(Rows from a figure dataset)
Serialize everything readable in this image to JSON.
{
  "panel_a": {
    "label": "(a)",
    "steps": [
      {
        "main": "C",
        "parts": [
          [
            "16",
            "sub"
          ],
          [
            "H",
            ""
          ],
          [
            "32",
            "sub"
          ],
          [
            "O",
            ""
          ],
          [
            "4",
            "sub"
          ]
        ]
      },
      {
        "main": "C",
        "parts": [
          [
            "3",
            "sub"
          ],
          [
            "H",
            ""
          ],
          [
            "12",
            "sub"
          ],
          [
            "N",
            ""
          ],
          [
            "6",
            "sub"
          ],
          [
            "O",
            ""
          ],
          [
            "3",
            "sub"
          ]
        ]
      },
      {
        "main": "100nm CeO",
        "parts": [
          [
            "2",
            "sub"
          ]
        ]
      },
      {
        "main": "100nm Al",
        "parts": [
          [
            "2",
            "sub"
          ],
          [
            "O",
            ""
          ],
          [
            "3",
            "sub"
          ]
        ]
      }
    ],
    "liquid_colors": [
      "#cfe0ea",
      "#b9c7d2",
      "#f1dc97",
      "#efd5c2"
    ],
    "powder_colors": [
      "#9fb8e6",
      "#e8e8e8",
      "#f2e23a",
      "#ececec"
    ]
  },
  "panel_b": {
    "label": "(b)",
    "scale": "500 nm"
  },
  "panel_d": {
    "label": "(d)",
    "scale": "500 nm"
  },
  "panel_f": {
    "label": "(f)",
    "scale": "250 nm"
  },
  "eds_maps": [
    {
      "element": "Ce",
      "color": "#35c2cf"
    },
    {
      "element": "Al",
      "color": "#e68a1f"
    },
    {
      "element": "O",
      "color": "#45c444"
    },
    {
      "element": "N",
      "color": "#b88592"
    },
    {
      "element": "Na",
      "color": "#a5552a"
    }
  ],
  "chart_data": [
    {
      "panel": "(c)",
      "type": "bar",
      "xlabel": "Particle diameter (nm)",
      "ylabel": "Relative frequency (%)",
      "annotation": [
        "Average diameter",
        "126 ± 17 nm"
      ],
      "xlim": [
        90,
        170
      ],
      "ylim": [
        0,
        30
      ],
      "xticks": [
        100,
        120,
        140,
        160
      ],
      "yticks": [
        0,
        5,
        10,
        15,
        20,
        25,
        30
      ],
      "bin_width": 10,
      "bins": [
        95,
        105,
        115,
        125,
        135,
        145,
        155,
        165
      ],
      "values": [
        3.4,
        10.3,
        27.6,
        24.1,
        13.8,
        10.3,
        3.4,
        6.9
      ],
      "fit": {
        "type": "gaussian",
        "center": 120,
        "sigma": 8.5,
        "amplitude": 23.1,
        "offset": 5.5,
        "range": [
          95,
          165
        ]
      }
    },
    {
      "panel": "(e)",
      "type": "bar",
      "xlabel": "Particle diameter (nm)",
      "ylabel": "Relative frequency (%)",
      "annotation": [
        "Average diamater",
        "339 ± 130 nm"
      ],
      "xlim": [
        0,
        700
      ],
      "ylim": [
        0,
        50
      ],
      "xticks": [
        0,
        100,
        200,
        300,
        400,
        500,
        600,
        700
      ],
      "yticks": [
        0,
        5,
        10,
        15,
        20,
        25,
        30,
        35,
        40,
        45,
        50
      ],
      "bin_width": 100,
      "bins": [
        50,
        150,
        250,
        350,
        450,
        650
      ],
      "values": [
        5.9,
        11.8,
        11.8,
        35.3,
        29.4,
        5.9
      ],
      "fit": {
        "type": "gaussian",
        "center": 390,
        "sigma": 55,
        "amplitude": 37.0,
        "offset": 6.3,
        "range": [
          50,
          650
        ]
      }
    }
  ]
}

_Written problem_
Isolate the lines above that contain the word "element" and copy them.

_Task response_
      "element": "Ce",
      "element": "Al",
      "element": "O",
      "element": "N",
      "element": "Na",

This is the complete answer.